## start Data to use

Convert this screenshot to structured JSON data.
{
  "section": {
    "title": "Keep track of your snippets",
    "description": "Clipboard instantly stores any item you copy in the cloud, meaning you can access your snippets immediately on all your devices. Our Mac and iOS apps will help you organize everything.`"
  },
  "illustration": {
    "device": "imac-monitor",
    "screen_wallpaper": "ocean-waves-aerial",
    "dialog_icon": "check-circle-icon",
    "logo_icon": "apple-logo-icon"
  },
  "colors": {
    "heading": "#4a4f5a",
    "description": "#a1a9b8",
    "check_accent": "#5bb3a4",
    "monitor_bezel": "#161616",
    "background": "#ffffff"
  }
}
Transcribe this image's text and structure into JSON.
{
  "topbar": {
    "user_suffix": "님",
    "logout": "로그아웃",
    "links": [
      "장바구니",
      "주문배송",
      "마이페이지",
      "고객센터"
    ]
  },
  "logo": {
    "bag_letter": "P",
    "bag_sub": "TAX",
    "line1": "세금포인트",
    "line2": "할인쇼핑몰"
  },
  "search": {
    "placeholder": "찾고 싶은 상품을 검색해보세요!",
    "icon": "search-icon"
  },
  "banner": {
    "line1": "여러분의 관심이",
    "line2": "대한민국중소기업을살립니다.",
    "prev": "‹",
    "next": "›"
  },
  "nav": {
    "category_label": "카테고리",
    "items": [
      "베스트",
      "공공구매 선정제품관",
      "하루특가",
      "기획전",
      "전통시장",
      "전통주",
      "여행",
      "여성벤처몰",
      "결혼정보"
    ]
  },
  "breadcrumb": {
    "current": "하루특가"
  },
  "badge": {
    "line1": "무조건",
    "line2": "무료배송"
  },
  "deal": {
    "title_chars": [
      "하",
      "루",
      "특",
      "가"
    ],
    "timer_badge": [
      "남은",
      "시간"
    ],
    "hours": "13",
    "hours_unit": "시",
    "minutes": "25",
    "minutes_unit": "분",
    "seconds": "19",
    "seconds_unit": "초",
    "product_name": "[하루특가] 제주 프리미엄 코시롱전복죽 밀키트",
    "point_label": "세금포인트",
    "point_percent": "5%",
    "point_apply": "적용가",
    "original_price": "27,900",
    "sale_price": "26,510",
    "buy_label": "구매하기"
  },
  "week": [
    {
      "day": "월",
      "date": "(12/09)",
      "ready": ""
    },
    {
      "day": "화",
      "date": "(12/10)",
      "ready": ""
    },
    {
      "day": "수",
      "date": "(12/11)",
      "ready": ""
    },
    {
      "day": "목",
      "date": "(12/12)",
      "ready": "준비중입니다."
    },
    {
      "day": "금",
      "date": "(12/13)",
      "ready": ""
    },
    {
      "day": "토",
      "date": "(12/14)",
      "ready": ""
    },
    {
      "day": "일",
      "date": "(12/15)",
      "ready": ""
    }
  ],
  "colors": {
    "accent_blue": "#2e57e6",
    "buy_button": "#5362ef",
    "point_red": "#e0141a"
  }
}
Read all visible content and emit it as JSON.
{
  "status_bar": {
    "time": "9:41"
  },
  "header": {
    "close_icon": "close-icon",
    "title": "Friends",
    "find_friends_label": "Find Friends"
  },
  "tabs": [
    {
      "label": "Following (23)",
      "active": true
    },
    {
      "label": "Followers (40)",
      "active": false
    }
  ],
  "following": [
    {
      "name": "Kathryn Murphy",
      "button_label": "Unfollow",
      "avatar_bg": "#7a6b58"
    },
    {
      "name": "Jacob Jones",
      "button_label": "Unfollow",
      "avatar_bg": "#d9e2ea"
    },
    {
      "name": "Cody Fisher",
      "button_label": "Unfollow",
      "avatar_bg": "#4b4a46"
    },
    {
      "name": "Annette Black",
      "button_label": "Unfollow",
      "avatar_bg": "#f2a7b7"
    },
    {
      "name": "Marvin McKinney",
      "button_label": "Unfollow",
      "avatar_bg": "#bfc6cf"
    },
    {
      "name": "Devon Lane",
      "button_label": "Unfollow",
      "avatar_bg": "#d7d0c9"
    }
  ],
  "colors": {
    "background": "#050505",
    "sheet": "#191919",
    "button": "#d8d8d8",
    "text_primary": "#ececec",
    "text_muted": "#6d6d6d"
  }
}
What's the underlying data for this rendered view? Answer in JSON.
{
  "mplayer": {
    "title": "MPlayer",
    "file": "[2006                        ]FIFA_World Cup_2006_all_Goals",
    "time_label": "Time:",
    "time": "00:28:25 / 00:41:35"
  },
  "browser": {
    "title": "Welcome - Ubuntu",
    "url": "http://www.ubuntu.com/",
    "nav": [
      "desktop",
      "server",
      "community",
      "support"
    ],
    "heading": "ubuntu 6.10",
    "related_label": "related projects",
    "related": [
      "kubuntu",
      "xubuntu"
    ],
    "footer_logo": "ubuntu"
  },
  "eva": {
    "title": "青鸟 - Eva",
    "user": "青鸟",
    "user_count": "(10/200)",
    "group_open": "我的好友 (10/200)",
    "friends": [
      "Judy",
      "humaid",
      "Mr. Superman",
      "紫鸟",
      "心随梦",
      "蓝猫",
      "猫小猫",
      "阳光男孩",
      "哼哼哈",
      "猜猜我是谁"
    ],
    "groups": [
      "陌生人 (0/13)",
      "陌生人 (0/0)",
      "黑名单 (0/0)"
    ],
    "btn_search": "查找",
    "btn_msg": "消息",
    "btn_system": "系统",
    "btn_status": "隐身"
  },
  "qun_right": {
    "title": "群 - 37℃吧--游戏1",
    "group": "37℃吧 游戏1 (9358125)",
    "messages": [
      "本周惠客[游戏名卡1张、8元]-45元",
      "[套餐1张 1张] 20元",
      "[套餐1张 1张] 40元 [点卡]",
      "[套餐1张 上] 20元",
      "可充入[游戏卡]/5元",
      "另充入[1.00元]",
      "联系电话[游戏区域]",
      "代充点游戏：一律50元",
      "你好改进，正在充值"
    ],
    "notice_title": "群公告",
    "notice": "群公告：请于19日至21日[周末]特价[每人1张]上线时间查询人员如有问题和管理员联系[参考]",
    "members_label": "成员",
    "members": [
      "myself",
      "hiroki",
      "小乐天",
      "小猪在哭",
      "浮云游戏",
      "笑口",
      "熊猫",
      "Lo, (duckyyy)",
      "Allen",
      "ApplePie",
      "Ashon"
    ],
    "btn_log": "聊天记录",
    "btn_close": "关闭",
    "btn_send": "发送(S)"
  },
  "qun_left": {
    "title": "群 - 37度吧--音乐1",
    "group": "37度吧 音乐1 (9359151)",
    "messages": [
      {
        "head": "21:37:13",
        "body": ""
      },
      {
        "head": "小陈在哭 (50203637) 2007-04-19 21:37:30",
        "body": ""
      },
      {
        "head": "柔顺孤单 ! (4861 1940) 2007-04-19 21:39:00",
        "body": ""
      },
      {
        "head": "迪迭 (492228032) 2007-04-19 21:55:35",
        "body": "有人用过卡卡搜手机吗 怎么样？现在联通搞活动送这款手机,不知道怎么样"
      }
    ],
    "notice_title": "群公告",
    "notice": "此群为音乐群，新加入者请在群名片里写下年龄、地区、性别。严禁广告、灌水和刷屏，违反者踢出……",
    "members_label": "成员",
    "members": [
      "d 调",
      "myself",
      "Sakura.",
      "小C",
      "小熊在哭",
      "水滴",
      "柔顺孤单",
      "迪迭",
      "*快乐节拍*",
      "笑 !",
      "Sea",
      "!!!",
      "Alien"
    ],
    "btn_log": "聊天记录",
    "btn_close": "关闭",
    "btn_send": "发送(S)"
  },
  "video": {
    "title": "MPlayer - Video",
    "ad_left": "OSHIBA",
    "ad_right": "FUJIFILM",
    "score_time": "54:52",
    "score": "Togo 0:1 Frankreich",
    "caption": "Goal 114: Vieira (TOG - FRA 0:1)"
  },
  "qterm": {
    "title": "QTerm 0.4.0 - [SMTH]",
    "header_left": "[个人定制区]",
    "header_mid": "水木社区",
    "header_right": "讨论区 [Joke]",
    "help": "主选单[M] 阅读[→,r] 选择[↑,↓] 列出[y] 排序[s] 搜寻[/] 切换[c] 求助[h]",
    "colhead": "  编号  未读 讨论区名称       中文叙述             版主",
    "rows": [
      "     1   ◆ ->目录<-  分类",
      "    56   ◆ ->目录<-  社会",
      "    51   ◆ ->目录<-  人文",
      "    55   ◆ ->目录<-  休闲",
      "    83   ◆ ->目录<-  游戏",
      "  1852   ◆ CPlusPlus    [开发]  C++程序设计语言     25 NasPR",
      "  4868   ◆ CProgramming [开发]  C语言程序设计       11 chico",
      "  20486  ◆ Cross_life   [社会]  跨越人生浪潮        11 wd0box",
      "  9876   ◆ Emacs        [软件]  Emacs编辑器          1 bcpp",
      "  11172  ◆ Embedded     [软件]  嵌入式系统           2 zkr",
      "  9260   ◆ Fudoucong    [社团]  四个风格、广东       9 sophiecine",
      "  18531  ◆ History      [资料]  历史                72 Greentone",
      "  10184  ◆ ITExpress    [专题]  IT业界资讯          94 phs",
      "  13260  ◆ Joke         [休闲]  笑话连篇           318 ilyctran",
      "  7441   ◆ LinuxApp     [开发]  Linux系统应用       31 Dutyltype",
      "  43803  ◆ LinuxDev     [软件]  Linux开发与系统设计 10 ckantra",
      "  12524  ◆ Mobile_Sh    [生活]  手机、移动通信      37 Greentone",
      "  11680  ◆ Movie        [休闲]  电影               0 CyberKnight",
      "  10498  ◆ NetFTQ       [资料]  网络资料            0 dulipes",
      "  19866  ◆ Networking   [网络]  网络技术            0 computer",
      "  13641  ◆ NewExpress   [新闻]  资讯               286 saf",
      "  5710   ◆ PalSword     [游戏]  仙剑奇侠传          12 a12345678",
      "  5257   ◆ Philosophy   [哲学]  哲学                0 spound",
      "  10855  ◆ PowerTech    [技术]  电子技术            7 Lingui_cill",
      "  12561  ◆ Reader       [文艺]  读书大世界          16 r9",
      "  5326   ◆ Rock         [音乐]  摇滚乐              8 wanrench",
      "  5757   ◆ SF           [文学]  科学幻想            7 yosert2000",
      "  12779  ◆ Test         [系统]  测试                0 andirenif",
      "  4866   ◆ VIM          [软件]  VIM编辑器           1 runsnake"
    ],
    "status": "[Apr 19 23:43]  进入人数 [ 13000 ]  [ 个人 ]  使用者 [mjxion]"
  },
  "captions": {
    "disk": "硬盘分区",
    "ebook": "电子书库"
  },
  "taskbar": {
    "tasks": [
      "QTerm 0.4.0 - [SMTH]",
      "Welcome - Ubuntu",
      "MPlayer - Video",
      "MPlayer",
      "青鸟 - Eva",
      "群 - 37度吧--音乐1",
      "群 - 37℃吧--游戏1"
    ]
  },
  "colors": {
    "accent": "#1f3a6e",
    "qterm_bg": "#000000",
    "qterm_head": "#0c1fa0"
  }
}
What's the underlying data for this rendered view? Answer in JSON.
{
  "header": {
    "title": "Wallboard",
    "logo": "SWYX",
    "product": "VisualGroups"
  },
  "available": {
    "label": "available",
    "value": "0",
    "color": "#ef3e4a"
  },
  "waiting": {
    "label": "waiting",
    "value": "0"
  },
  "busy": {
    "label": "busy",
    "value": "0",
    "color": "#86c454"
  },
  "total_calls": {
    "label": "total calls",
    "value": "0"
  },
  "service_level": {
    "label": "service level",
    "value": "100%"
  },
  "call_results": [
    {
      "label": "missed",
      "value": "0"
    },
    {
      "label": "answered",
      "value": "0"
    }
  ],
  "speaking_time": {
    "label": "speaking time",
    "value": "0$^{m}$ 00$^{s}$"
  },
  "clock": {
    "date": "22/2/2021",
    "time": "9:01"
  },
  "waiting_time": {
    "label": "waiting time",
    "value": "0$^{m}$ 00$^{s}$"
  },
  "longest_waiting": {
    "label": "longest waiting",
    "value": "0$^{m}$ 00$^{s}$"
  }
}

## end Data to use

→ Exercise description
Search the records for the string "Joke" and return every line in which it occurs.

→ Complete answer
    "header_right": "讨论区 [Joke]",
      "  13260  ◆ Joke         [休闲]  笑话连篇           318 ilyctran",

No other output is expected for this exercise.